Data entries

——

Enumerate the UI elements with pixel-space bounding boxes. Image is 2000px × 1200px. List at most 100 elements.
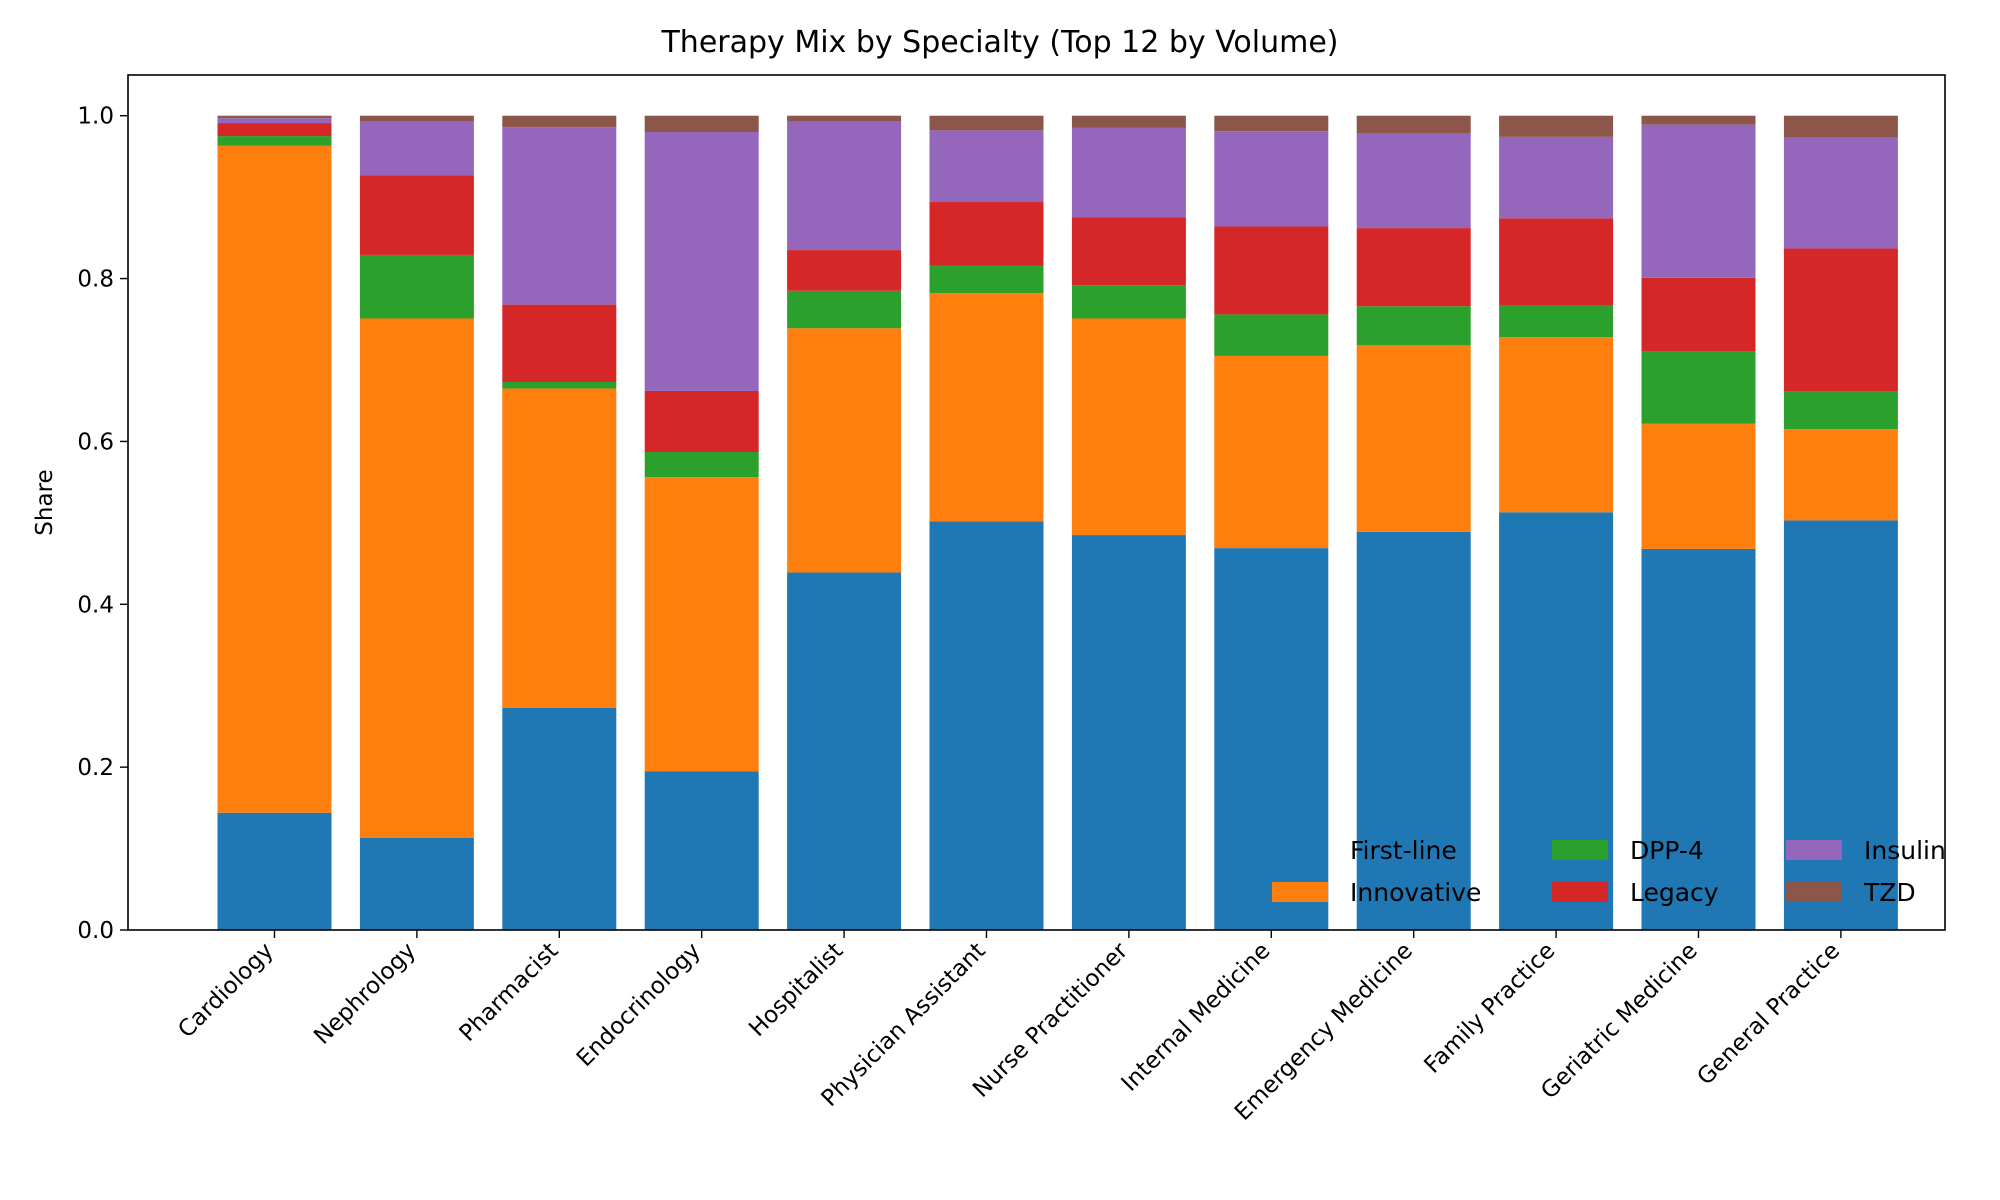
bar-segment-legacy-nephrology [359, 175, 474, 255]
legend-swatch-tzd [1786, 882, 1842, 902]
bar-segment-insulin-family-practice [1499, 136, 1614, 219]
x-tick-label: Hospitalist [744, 938, 848, 1042]
bar-segment-legacy-geriatric-medicine [1641, 277, 1756, 352]
bar-segment-dpp-4-nurse-practitioner [1071, 285, 1186, 319]
x-tick-label: Family Practice [1419, 938, 1560, 1079]
x-tick-label: Nurse Practitioner [968, 937, 1133, 1102]
bar-segment-first-line-emergency-medicine [1356, 531, 1471, 930]
bar-segment-tzd-nurse-practitioner [1071, 115, 1186, 128]
bar-segment-legacy-cardiology [217, 123, 332, 137]
legend-swatch-dpp-4 [1552, 840, 1608, 860]
bar-segment-tzd-emergency-medicine [1356, 115, 1471, 134]
legend-label-dpp-4: DPP-4 [1630, 836, 1704, 865]
bar-segment-dpp-4-pharmacist [502, 381, 617, 389]
bar-segment-legacy-pharmacist [502, 304, 617, 382]
bar-segment-tzd-general-practice [1783, 115, 1898, 138]
y-tick-label: 0.8 [77, 267, 114, 293]
bar-segment-dpp-4-endocrinology [644, 452, 759, 478]
legend-label-insulin: Insulin [1864, 836, 1946, 865]
bar-segment-first-line-geriatric-medicine [1641, 548, 1756, 930]
bar-segment-tzd-family-practice [1499, 115, 1614, 137]
bar-segment-insulin-internal-medicine [1214, 131, 1329, 227]
bar-segment-dpp-4-family-practice [1499, 305, 1614, 338]
bar-segment-tzd-hospitalist [787, 115, 902, 122]
legend-swatch-first-line [1272, 840, 1328, 860]
y-tick-label: 0.2 [77, 755, 114, 781]
bar-segment-legacy-internal-medicine [1214, 226, 1329, 315]
bar-segment-dpp-4-geriatric-medicine [1641, 351, 1756, 424]
bar-segment-dpp-4-physician-assistant [929, 265, 1044, 294]
bar-segment-tzd-cardiology [217, 115, 332, 119]
bar-segment-first-line-nurse-practitioner [1071, 535, 1186, 930]
bar-segment-insulin-pharmacist [502, 127, 617, 305]
bar-segment-dpp-4-internal-medicine [1214, 314, 1329, 356]
bar-segment-innovative-endocrinology [644, 477, 759, 772]
bar-segment-legacy-emergency-medicine [1356, 228, 1471, 307]
bar-segment-insulin-hospitalist [787, 121, 902, 251]
bar-segment-insulin-emergency-medicine [1356, 133, 1471, 229]
bar-segment-innovative-internal-medicine [1214, 355, 1329, 549]
bar-segment-first-line-general-practice [1783, 520, 1898, 930]
bar-segment-first-line-hospitalist [787, 572, 902, 930]
bar-segment-legacy-endocrinology [644, 390, 759, 453]
bar-segment-dpp-4-nephrology [359, 254, 474, 319]
legend-label-legacy: Legacy [1630, 878, 1719, 907]
legend-swatch-insulin [1786, 840, 1842, 860]
bar-segment-tzd-endocrinology [644, 115, 759, 132]
x-tick-label: General Practice [1693, 938, 1846, 1091]
bar-segment-innovative-emergency-medicine [1356, 345, 1471, 532]
bar-segment-legacy-hospitalist [787, 250, 902, 291]
bar-segment-first-line-nephrology [359, 837, 474, 930]
x-tick-label: Pharmacist [455, 938, 564, 1047]
y-axis-label: Share [32, 469, 58, 535]
legend: First-line Innovative DPP-4 Legacy Insulin TZ… [1272, 836, 1946, 907]
bar-segment-dpp-4-hospitalist [787, 290, 902, 329]
bar-segment-legacy-nurse-practitioner [1071, 217, 1186, 286]
plot-frame [127, 74, 1946, 931]
bar-segment-tzd-geriatric-medicine [1641, 115, 1756, 125]
y-tick-label: 0.6 [77, 429, 114, 455]
bar-segment-first-line-endocrinology [644, 771, 759, 930]
bar-segment-insulin-endocrinology [644, 132, 759, 391]
bars-group [217, 115, 1898, 930]
bar-segment-dpp-4-general-practice [1783, 391, 1898, 430]
y-tick-label: 0.4 [77, 592, 114, 618]
bar-segment-innovative-geriatric-medicine [1641, 423, 1756, 549]
legend-swatch-innovative [1272, 882, 1328, 902]
bar-segment-innovative-family-practice [1499, 337, 1614, 513]
bar-segment-insulin-cardiology [217, 118, 332, 124]
legend-label-tzd: TZD [1863, 878, 1916, 907]
bar-segment-dpp-4-emergency-medicine [1356, 306, 1471, 346]
bar-segment-tzd-nephrology [359, 115, 474, 122]
bar-segment-first-line-family-practice [1499, 512, 1614, 930]
bar-segment-first-line-pharmacist [502, 707, 617, 930]
bar-segment-innovative-physician-assistant [929, 293, 1044, 522]
bar-segment-first-line-internal-medicine [1214, 548, 1329, 930]
bar-segment-innovative-hospitalist [787, 328, 902, 573]
bar-segment-legacy-family-practice [1499, 218, 1614, 306]
x-tick-label: Geriatric Medicine [1536, 938, 1703, 1105]
legend-label-innovative: Innovative [1350, 878, 1481, 907]
bar-segment-innovative-cardiology [217, 145, 332, 813]
bar-segment-legacy-general-practice [1783, 248, 1898, 392]
x-tick-label: Cardiology [173, 938, 278, 1043]
bar-segment-first-line-cardiology [217, 812, 332, 930]
bar-segment-insulin-general-practice [1783, 137, 1898, 249]
bar-segment-legacy-physician-assistant [929, 202, 1044, 266]
y-tick-label: 1.0 [77, 104, 114, 130]
x-tick-label: Internal Medicine [1117, 938, 1276, 1097]
bar-segment-innovative-nephrology [359, 318, 474, 838]
legend-label-first-line: First-line [1350, 836, 1457, 865]
bar-segment-insulin-nephrology [359, 121, 474, 176]
bar-segment-tzd-pharmacist [502, 115, 617, 128]
y-tick-label: 0.0 [77, 918, 114, 944]
chart-title: Therapy Mix by Specialty (Top 12 by Volu… [660, 25, 1338, 60]
bar-segment-innovative-pharmacist [502, 388, 617, 708]
bar-segment-innovative-general-practice [1783, 429, 1898, 521]
x-tick-label: Physician Assistant [817, 938, 991, 1112]
bar-segment-innovative-nurse-practitioner [1071, 318, 1186, 536]
bar-segment-insulin-physician-assistant [929, 130, 1044, 203]
bar-segment-tzd-physician-assistant [929, 115, 1044, 131]
bar-segment-insulin-geriatric-medicine [1641, 124, 1756, 278]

——

What to do: Rewrite all the lines above with "x-tick-label" replaced by "category-label" wherever it occurs, keeping everything else the same. Leave out the pictures.

Response to this task:
Enumerate the UI elements with pixel-space bounding boxes. Image is 2000px × 1200px. List at most 100 elements.
bar-segment-legacy-nephrology [359, 175, 474, 255]
legend-swatch-tzd [1786, 882, 1842, 902]
bar-segment-insulin-family-practice [1499, 136, 1614, 219]
category-label: Hospitalist [744, 938, 848, 1042]
bar-segment-legacy-geriatric-medicine [1641, 277, 1756, 352]
bar-segment-dpp-4-nurse-practitioner [1071, 285, 1186, 319]
category-label: Family Practice [1419, 938, 1560, 1079]
category-label: Nurse Practitioner [968, 937, 1133, 1102]
bar-segment-first-line-emergency-medicine [1356, 531, 1471, 930]
bar-segment-tzd-nurse-practitioner [1071, 115, 1186, 128]
bar-segment-legacy-cardiology [217, 123, 332, 137]
legend-swatch-dpp-4 [1552, 840, 1608, 860]
bar-segment-tzd-emergency-medicine [1356, 115, 1471, 134]
legend-label-dpp-4: DPP-4 [1630, 836, 1704, 865]
bar-segment-dpp-4-pharmacist [502, 381, 617, 389]
bar-segment-legacy-pharmacist [502, 304, 617, 382]
bar-segment-tzd-general-practice [1783, 115, 1898, 138]
y-tick-label: 0.8 [77, 267, 114, 293]
bar-segment-dpp-4-endocrinology [644, 452, 759, 478]
legend-label-insulin: Insulin [1864, 836, 1946, 865]
bar-segment-first-line-geriatric-medicine [1641, 548, 1756, 930]
bar-segment-tzd-family-practice [1499, 115, 1614, 137]
bar-segment-insulin-internal-medicine [1214, 131, 1329, 227]
bar-segment-dpp-4-family-practice [1499, 305, 1614, 338]
bar-segment-tzd-hospitalist [787, 115, 902, 122]
legend-swatch-first-line [1272, 840, 1328, 860]
y-tick-label: 0.2 [77, 755, 114, 781]
bar-segment-legacy-internal-medicine [1214, 226, 1329, 315]
bar-segment-dpp-4-geriatric-medicine [1641, 351, 1756, 424]
bar-segment-dpp-4-physician-assistant [929, 265, 1044, 294]
bar-segment-tzd-cardiology [217, 115, 332, 119]
bar-segment-first-line-nurse-practitioner [1071, 535, 1186, 930]
bar-segment-insulin-pharmacist [502, 127, 617, 305]
bar-segment-dpp-4-internal-medicine [1214, 314, 1329, 356]
bar-segment-innovative-endocrinology [644, 477, 759, 772]
bar-segment-legacy-emergency-medicine [1356, 228, 1471, 307]
bar-segment-insulin-hospitalist [787, 121, 902, 251]
bar-segment-insulin-emergency-medicine [1356, 133, 1471, 229]
bar-segment-innovative-internal-medicine [1214, 355, 1329, 549]
bar-segment-first-line-general-practice [1783, 520, 1898, 930]
bar-segment-first-line-hospitalist [787, 572, 902, 930]
bar-segment-legacy-endocrinology [644, 390, 759, 453]
bar-segment-dpp-4-nephrology [359, 254, 474, 319]
legend-label-legacy: Legacy [1630, 878, 1719, 907]
legend-swatch-insulin [1786, 840, 1842, 860]
bar-segment-tzd-endocrinology [644, 115, 759, 132]
category-label: General Practice [1693, 938, 1846, 1091]
bar-segment-innovative-emergency-medicine [1356, 345, 1471, 532]
bar-segment-legacy-hospitalist [787, 250, 902, 291]
bar-segment-first-line-nephrology [359, 837, 474, 930]
category-label: Pharmacist [455, 938, 564, 1047]
y-axis-label: Share [32, 469, 58, 535]
legend: First-line Innovative DPP-4 Legacy Insulin TZ… [1272, 836, 1946, 907]
bar-segment-dpp-4-hospitalist [787, 290, 902, 329]
bar-segment-legacy-nurse-practitioner [1071, 217, 1186, 286]
plot-frame [127, 74, 1946, 931]
bar-segment-tzd-geriatric-medicine [1641, 115, 1756, 125]
y-tick-label: 0.6 [77, 429, 114, 455]
bar-segment-first-line-endocrinology [644, 771, 759, 930]
bar-segment-insulin-endocrinology [644, 132, 759, 391]
bars-group [217, 115, 1898, 930]
bar-segment-dpp-4-general-practice [1783, 391, 1898, 430]
y-tick-label: 0.4 [77, 592, 114, 618]
bar-segment-innovative-geriatric-medicine [1641, 423, 1756, 549]
legend-swatch-innovative [1272, 882, 1328, 902]
bar-segment-innovative-family-practice [1499, 337, 1614, 513]
bar-segment-insulin-cardiology [217, 118, 332, 124]
legend-label-tzd: TZD [1863, 878, 1916, 907]
bar-segment-dpp-4-emergency-medicine [1356, 306, 1471, 346]
bar-segment-tzd-nephrology [359, 115, 474, 122]
bar-segment-first-line-family-practice [1499, 512, 1614, 930]
bar-segment-first-line-pharmacist [502, 707, 617, 930]
bar-segment-innovative-physician-assistant [929, 293, 1044, 522]
bar-segment-first-line-internal-medicine [1214, 548, 1329, 930]
bar-segment-innovative-hospitalist [787, 328, 902, 573]
bar-segment-legacy-family-practice [1499, 218, 1614, 306]
category-label: Geriatric Medicine [1536, 938, 1703, 1105]
legend-label-innovative: Innovative [1350, 878, 1481, 907]
bar-segment-innovative-cardiology [217, 145, 332, 813]
bar-segment-legacy-general-practice [1783, 248, 1898, 392]
category-label: Cardiology [173, 938, 278, 1043]
bar-segment-first-line-cardiology [217, 812, 332, 930]
bar-segment-insulin-general-practice [1783, 137, 1898, 249]
bar-segment-legacy-physician-assistant [929, 202, 1044, 266]
y-tick-label: 1.0 [77, 104, 114, 130]
category-label: Internal Medicine [1117, 938, 1276, 1097]
bar-segment-innovative-nephrology [359, 318, 474, 838]
legend-label-first-line: First-line [1350, 836, 1457, 865]
bar-segment-insulin-nephrology [359, 121, 474, 176]
bar-segment-tzd-pharmacist [502, 115, 617, 128]
y-tick-label: 0.0 [77, 918, 114, 944]
chart-title: Therapy Mix by Specialty (Top 12 by Volu… [660, 25, 1338, 60]
bar-segment-innovative-pharmacist [502, 388, 617, 708]
bar-segment-innovative-general-practice [1783, 429, 1898, 521]
category-label: Physician Assistant [817, 938, 991, 1112]
bar-segment-innovative-nurse-practitioner [1071, 318, 1186, 536]
bar-segment-insulin-physician-assistant [929, 130, 1044, 203]
bar-segment-tzd-physician-assistant [929, 115, 1044, 131]
bar-segment-insulin-geriatric-medicine [1641, 124, 1756, 278]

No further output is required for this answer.